Task brief: Check each line of the records below and collect those that include the word "injured".

(Excerpts from a figure dataset)
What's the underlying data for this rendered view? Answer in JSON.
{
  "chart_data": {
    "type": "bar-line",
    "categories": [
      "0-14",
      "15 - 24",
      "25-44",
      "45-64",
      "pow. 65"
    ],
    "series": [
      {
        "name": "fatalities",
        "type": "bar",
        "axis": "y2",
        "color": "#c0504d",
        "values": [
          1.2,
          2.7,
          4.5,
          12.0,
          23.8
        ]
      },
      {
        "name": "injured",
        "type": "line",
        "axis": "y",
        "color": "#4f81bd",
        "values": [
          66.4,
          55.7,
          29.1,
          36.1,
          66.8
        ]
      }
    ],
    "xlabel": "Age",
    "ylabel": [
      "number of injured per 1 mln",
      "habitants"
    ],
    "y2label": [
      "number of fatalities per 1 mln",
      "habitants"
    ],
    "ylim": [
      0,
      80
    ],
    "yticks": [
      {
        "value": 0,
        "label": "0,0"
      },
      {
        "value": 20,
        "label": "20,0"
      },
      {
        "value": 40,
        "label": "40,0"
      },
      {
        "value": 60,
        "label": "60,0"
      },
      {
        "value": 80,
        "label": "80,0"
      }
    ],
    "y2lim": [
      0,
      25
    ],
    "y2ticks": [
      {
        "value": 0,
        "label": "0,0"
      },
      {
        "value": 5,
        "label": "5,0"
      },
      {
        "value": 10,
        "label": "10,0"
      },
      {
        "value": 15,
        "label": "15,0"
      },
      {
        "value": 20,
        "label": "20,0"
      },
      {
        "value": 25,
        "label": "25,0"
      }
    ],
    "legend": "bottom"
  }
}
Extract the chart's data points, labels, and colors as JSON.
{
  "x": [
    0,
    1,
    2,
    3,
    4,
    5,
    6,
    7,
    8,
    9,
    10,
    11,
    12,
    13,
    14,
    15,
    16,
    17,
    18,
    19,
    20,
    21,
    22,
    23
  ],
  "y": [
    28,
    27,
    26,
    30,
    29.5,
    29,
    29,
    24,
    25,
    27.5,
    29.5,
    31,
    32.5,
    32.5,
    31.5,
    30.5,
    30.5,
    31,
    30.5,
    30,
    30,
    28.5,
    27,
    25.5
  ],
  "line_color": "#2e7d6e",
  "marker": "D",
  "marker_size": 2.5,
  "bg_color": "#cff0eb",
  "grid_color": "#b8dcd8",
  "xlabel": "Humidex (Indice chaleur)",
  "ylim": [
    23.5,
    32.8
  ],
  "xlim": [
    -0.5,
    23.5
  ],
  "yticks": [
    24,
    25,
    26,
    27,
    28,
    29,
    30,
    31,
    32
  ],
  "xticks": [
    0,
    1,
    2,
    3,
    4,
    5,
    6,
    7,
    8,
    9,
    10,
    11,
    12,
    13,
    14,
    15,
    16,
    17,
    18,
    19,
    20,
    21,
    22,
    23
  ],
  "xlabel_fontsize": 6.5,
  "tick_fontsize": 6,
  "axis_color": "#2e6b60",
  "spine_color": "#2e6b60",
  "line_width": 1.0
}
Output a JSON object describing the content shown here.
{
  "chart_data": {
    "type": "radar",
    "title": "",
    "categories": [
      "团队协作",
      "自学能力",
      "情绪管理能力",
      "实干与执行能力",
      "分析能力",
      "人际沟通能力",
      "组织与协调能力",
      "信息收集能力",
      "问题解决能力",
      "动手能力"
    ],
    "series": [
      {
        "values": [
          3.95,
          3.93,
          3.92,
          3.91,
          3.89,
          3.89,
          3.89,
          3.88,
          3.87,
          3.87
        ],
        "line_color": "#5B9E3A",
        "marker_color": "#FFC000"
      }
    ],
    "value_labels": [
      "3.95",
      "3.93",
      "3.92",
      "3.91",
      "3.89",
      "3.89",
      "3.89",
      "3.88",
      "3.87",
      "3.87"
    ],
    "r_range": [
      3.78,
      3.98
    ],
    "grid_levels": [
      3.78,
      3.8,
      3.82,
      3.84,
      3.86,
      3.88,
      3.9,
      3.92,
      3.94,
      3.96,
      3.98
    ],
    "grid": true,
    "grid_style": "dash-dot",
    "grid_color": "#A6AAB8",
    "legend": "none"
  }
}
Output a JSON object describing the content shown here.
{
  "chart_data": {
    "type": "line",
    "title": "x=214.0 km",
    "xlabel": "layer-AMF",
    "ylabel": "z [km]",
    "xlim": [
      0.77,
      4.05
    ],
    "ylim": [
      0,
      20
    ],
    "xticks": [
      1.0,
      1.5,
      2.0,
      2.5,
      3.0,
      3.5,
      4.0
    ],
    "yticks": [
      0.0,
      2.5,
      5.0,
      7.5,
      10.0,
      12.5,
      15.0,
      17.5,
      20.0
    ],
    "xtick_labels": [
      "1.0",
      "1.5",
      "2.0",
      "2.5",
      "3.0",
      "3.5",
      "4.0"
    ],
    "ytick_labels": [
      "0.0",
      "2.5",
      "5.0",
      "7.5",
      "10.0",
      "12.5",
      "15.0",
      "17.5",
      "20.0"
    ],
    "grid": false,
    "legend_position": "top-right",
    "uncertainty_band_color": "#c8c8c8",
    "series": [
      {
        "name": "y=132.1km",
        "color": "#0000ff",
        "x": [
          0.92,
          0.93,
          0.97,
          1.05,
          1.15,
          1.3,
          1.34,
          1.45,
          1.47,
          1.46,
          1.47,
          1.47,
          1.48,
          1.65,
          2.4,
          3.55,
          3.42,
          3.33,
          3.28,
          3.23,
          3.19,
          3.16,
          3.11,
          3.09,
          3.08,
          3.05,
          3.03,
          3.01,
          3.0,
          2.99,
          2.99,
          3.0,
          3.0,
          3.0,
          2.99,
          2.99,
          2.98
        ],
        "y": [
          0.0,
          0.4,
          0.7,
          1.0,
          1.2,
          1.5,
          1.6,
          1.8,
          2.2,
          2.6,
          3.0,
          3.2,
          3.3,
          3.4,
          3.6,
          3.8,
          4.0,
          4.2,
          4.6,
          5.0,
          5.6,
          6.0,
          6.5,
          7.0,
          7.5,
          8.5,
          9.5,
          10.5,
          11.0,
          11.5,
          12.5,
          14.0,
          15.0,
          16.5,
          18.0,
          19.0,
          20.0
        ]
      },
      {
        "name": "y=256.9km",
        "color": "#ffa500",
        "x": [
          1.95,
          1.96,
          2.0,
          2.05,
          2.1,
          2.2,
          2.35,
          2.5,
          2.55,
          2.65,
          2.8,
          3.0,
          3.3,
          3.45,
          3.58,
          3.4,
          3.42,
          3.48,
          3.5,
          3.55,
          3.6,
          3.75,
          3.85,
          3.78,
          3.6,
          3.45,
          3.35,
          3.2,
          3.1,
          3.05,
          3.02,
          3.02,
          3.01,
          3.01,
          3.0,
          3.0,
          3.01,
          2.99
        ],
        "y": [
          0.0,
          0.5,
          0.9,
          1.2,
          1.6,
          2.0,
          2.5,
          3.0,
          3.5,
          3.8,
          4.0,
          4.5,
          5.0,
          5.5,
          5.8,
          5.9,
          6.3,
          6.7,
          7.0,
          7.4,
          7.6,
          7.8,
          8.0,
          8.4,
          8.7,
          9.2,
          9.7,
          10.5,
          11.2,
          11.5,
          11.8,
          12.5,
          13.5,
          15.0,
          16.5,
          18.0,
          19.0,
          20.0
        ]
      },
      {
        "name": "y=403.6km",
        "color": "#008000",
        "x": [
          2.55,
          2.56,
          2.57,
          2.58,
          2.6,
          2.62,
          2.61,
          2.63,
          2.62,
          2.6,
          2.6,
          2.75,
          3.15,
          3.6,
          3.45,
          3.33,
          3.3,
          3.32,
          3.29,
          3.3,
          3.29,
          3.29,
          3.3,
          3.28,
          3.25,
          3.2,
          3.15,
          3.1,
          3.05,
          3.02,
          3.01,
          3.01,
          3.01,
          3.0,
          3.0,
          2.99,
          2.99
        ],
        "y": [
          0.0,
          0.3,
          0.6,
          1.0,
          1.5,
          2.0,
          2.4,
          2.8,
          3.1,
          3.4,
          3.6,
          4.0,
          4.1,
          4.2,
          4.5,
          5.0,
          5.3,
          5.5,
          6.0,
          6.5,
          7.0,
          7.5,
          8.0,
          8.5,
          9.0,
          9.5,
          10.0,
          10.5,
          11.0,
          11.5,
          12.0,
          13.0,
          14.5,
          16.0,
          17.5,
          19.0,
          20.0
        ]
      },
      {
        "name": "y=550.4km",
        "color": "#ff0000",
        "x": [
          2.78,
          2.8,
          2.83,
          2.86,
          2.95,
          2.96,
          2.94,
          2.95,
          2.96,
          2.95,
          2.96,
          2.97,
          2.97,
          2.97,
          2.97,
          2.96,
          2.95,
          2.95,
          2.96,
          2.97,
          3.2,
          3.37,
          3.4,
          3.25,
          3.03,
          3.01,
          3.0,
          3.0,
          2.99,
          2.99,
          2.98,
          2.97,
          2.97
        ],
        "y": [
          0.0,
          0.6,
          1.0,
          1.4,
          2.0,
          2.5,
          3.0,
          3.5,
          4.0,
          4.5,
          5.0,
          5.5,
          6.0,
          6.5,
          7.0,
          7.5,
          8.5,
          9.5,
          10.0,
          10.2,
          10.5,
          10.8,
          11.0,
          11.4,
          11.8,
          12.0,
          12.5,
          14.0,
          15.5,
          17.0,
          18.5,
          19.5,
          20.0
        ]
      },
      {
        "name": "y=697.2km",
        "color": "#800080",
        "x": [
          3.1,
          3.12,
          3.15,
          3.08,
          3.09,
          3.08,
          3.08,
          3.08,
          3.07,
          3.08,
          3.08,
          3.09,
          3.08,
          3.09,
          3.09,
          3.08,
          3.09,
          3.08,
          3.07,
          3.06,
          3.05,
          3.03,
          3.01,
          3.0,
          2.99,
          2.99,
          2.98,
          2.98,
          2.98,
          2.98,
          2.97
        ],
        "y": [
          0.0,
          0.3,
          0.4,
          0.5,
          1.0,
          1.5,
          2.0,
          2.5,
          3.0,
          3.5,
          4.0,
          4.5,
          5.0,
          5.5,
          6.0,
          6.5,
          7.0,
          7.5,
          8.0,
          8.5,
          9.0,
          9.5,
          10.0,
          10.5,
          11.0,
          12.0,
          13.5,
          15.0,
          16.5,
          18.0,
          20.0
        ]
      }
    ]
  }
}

Result of the task:
        "name": "injured",
      "number of injured per 1 mln",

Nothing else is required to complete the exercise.